> **Written request**
Copy each of the rows below word for word, from the first to the last.
━━━ Material supplied ━━━
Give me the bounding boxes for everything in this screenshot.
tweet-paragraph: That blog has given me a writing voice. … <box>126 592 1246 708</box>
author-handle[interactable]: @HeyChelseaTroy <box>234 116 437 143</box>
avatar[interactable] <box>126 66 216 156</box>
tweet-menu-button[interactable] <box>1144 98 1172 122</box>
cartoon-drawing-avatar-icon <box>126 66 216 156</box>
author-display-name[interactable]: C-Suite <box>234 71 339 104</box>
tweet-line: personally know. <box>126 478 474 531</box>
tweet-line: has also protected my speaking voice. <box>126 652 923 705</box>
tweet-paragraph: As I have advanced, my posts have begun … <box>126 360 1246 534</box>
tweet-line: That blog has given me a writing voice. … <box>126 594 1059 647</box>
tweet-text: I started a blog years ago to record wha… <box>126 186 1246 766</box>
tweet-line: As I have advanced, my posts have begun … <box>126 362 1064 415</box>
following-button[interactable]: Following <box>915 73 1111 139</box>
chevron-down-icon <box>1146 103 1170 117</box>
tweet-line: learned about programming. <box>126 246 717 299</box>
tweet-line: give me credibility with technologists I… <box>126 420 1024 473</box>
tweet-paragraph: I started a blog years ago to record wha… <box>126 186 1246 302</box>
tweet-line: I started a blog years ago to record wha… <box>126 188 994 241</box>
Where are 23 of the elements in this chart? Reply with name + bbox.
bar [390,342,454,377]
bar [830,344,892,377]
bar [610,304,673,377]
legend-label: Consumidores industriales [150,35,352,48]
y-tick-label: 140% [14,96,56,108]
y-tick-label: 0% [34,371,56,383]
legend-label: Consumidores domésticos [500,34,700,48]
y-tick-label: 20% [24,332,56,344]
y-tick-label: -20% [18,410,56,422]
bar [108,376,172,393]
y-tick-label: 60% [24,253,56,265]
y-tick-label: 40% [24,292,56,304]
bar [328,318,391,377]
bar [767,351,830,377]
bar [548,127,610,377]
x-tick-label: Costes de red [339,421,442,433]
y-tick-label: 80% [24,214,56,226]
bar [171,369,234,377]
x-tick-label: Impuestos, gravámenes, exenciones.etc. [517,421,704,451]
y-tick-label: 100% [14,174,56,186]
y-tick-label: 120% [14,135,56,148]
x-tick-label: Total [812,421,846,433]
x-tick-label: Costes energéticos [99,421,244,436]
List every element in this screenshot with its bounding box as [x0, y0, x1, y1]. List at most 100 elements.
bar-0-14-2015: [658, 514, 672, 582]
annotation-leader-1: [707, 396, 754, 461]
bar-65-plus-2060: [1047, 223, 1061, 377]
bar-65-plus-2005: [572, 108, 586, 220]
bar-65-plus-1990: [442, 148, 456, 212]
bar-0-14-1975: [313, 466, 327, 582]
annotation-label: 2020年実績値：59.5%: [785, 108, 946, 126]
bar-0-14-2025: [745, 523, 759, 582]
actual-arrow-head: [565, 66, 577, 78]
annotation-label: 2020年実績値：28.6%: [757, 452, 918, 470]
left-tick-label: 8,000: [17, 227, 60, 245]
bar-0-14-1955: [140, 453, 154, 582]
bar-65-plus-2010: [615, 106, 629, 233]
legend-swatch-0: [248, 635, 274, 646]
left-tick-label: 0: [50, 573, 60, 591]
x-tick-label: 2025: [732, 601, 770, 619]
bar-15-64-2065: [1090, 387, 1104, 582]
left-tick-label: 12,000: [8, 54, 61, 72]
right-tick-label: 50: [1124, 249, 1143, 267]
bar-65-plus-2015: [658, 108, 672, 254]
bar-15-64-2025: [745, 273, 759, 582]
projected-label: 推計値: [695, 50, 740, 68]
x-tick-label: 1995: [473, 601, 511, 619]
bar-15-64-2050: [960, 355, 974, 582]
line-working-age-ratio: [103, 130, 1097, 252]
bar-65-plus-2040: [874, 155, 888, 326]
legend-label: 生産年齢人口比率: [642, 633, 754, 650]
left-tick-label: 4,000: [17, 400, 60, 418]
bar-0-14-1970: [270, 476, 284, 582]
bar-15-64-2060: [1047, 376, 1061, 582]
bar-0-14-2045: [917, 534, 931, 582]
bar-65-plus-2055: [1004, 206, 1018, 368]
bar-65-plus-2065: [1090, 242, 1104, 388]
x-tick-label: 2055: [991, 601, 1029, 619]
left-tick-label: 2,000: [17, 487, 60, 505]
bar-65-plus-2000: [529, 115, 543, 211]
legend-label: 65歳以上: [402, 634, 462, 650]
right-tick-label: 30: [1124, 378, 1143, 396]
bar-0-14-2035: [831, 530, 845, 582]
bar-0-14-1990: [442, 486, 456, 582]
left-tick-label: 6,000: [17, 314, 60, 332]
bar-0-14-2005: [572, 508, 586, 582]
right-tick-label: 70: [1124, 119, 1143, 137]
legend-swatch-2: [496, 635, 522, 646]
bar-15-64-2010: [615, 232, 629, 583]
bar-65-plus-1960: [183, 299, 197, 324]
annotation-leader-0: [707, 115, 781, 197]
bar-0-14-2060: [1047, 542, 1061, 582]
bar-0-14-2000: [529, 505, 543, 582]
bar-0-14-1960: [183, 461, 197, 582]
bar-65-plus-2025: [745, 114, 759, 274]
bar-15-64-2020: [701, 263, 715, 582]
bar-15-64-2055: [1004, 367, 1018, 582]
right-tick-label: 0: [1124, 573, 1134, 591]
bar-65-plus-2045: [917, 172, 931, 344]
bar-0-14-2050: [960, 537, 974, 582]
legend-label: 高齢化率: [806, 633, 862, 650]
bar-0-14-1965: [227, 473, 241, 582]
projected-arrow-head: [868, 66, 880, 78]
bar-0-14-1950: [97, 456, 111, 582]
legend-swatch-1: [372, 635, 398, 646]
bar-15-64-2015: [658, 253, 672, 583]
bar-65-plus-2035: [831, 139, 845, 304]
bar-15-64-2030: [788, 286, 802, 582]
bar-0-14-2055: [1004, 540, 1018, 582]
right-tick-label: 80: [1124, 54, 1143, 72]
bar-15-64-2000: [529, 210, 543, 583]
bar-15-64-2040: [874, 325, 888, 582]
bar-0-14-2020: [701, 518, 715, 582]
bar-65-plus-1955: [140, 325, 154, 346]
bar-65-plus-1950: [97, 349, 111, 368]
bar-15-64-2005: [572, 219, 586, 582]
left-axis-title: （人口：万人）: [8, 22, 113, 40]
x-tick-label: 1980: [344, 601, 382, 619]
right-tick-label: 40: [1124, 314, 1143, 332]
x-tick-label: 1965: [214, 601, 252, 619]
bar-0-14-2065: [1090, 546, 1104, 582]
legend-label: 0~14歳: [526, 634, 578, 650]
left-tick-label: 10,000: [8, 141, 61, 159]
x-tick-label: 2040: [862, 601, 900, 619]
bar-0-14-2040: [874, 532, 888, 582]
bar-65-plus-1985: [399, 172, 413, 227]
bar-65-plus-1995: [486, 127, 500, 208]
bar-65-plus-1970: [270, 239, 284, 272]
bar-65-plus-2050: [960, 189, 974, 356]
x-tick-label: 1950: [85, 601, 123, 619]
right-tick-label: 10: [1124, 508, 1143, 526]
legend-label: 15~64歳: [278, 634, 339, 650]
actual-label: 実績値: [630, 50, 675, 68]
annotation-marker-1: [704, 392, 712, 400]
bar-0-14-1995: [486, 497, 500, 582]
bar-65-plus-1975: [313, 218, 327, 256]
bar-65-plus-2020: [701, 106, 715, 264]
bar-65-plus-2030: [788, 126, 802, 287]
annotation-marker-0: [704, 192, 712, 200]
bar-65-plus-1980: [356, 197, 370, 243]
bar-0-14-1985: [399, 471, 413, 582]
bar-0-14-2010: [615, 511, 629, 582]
━━━
> **Finished exercise**
Give me the bounding boxes for everything in this screenshot.
tweet-paragraph: That blog has given me a writing voice. … <box>126 592 1246 708</box>
author-handle[interactable]: @HeyChelseaTroy <box>234 116 437 143</box>
avatar[interactable] <box>126 66 216 156</box>
tweet-menu-button[interactable] <box>1144 98 1172 122</box>
cartoon-drawing-avatar-icon <box>126 66 216 156</box>
author-display-name[interactable]: C-Suite <box>234 71 339 104</box>
tweet-line: personally know. <box>126 478 474 531</box>
tweet-line: has also protected my speaking voice. <box>126 652 923 705</box>
tweet-paragraph: As I have advanced, my posts have begun … <box>126 360 1246 534</box>
tweet-line: That blog has given me a writing voice. … <box>126 594 1059 647</box>
tweet-text: I started a blog years ago to record wha… <box>126 186 1246 766</box>
tweet-line: As I have advanced, my posts have begun … <box>126 362 1064 415</box>
following-button[interactable]: Following <box>915 73 1111 139</box>
chevron-down-icon <box>1146 103 1170 117</box>
tweet-line: learned about programming. <box>126 246 717 299</box>
tweet-line: give me credibility with technologists I… <box>126 420 1024 473</box>
tweet-paragraph: I started a blog years ago to record wha… <box>126 186 1246 302</box>
tweet-line: I started a blog years ago to record wha… <box>126 188 994 241</box>
Where are 23 of the elements in this chart? Reply with name + bbox.
bar [390,342,454,377]
bar [830,344,892,377]
bar [610,304,673,377]
legend-label: Consumidores industriales [150,35,352,48]
y-tick-label: 140% [14,96,56,108]
y-tick-label: 0% [34,371,56,383]
legend-label: Consumidores domésticos [500,34,700,48]
y-tick-label: 20% [24,332,56,344]
y-tick-label: -20% [18,410,56,422]
bar [108,376,172,393]
y-tick-label: 60% [24,253,56,265]
y-tick-label: 40% [24,292,56,304]
bar [328,318,391,377]
bar [767,351,830,377]
bar [548,127,610,377]
x-tick-label: Costes de red [339,421,442,433]
y-tick-label: 80% [24,214,56,226]
bar [171,369,234,377]
x-tick-label: Impuestos, gravámenes, exenciones.etc. [517,421,704,451]
y-tick-label: 100% [14,174,56,186]
y-tick-label: 120% [14,135,56,148]
x-tick-label: Total [812,421,846,433]
x-tick-label: Costes energéticos [99,421,244,436]
List every element in this screenshot with its bounding box as [x0, y0, x1, y1]. List at most 100 elements.
bar-0-14-2015: [658, 514, 672, 582]
annotation-leader-1: [707, 396, 754, 461]
bar-65-plus-2060: [1047, 223, 1061, 377]
bar-65-plus-2005: [572, 108, 586, 220]
bar-65-plus-1990: [442, 148, 456, 212]
bar-0-14-1975: [313, 466, 327, 582]
annotation-label: 2020年実績値：59.5%: [785, 108, 946, 126]
bar-0-14-2025: [745, 523, 759, 582]
actual-arrow-head: [565, 66, 577, 78]
annotation-label: 2020年実績値：28.6%: [757, 452, 918, 470]
left-tick-label: 8,000: [17, 227, 60, 245]
bar-0-14-1955: [140, 453, 154, 582]
bar-65-plus-2010: [615, 106, 629, 233]
legend-swatch-0: [248, 635, 274, 646]
left-tick-label: 0: [50, 573, 60, 591]
x-tick-label: 2025: [732, 601, 770, 619]
bar-15-64-2065: [1090, 387, 1104, 582]
left-tick-label: 12,000: [8, 54, 61, 72]
right-tick-label: 50: [1124, 249, 1143, 267]
bar-65-plus-2015: [658, 108, 672, 254]
bar-15-64-2025: [745, 273, 759, 582]
projected-label: 推計値: [695, 50, 740, 68]
x-tick-label: 1995: [473, 601, 511, 619]
bar-15-64-2050: [960, 355, 974, 582]
line-working-age-ratio: [103, 130, 1097, 252]
bar-65-plus-2040: [874, 155, 888, 326]
legend-label: 生産年齢人口比率: [642, 633, 754, 650]
left-tick-label: 4,000: [17, 400, 60, 418]
bar-0-14-1970: [270, 476, 284, 582]
bar-15-64-2060: [1047, 376, 1061, 582]
bar-0-14-2045: [917, 534, 931, 582]
bar-65-plus-2055: [1004, 206, 1018, 368]
bar-65-plus-2065: [1090, 242, 1104, 388]
x-tick-label: 2055: [991, 601, 1029, 619]
left-tick-label: 2,000: [17, 487, 60, 505]
bar-65-plus-2000: [529, 115, 543, 211]
legend-label: 65歳以上: [402, 634, 462, 650]
right-tick-label: 30: [1124, 378, 1143, 396]
bar-0-14-2035: [831, 530, 845, 582]
bar-0-14-1990: [442, 486, 456, 582]
left-tick-label: 6,000: [17, 314, 60, 332]
bar-0-14-2005: [572, 508, 586, 582]
right-tick-label: 70: [1124, 119, 1143, 137]
legend-swatch-2: [496, 635, 522, 646]
bar-15-64-2010: [615, 232, 629, 583]
bar-65-plus-1960: [183, 299, 197, 324]
annotation-leader-0: [707, 115, 781, 197]
bar-0-14-2060: [1047, 542, 1061, 582]
bar-0-14-2000: [529, 505, 543, 582]
bar-0-14-1960: [183, 461, 197, 582]
bar-65-plus-2025: [745, 114, 759, 274]
bar-15-64-2020: [701, 263, 715, 582]
bar-15-64-2055: [1004, 367, 1018, 582]
right-tick-label: 0: [1124, 573, 1134, 591]
bar-65-plus-2045: [917, 172, 931, 344]
bar-0-14-2050: [960, 537, 974, 582]
legend-label: 高齢化率: [806, 633, 862, 650]
bar-0-14-1965: [227, 473, 241, 582]
projected-arrow-head: [868, 66, 880, 78]
bar-0-14-1950: [97, 456, 111, 582]
legend-swatch-1: [372, 635, 398, 646]
bar-15-64-2015: [658, 253, 672, 583]
bar-65-plus-2035: [831, 139, 845, 304]
bar-15-64-2030: [788, 286, 802, 582]
bar-0-14-2055: [1004, 540, 1018, 582]
right-tick-label: 80: [1124, 54, 1143, 72]
bar-15-64-2000: [529, 210, 543, 583]
bar-15-64-2040: [874, 325, 888, 582]
bar-0-14-2020: [701, 518, 715, 582]
bar-65-plus-1955: [140, 325, 154, 346]
bar-65-plus-1950: [97, 349, 111, 368]
bar-15-64-2005: [572, 219, 586, 582]
left-axis-title: （人口：万人）: [8, 22, 113, 40]
x-tick-label: 1980: [344, 601, 382, 619]
right-tick-label: 40: [1124, 314, 1143, 332]
x-tick-label: 1965: [214, 601, 252, 619]
bar-0-14-2065: [1090, 546, 1104, 582]
legend-label: 0~14歳: [526, 634, 578, 650]
left-tick-label: 10,000: [8, 141, 61, 159]
x-tick-label: 2040: [862, 601, 900, 619]
bar-0-14-2040: [874, 532, 888, 582]
bar-65-plus-1985: [399, 172, 413, 227]
bar-65-plus-1995: [486, 127, 500, 208]
bar-65-plus-1970: [270, 239, 284, 272]
bar-65-plus-2050: [960, 189, 974, 356]
x-tick-label: 1950: [85, 601, 123, 619]
right-tick-label: 10: [1124, 508, 1143, 526]
legend-label: 15~64歳: [278, 634, 339, 650]
actual-label: 実績値: [630, 50, 675, 68]
annotation-marker-1: [704, 392, 712, 400]
bar-0-14-1995: [486, 497, 500, 582]
bar-65-plus-1975: [313, 218, 327, 256]
bar-65-plus-2020: [701, 106, 715, 264]
bar-65-plus-2030: [788, 126, 802, 287]
annotation-marker-0: [704, 192, 712, 200]
bar-65-plus-1980: [356, 197, 370, 243]
bar-0-14-1985: [399, 471, 413, 582]
bar-0-14-2010: [615, 511, 629, 582]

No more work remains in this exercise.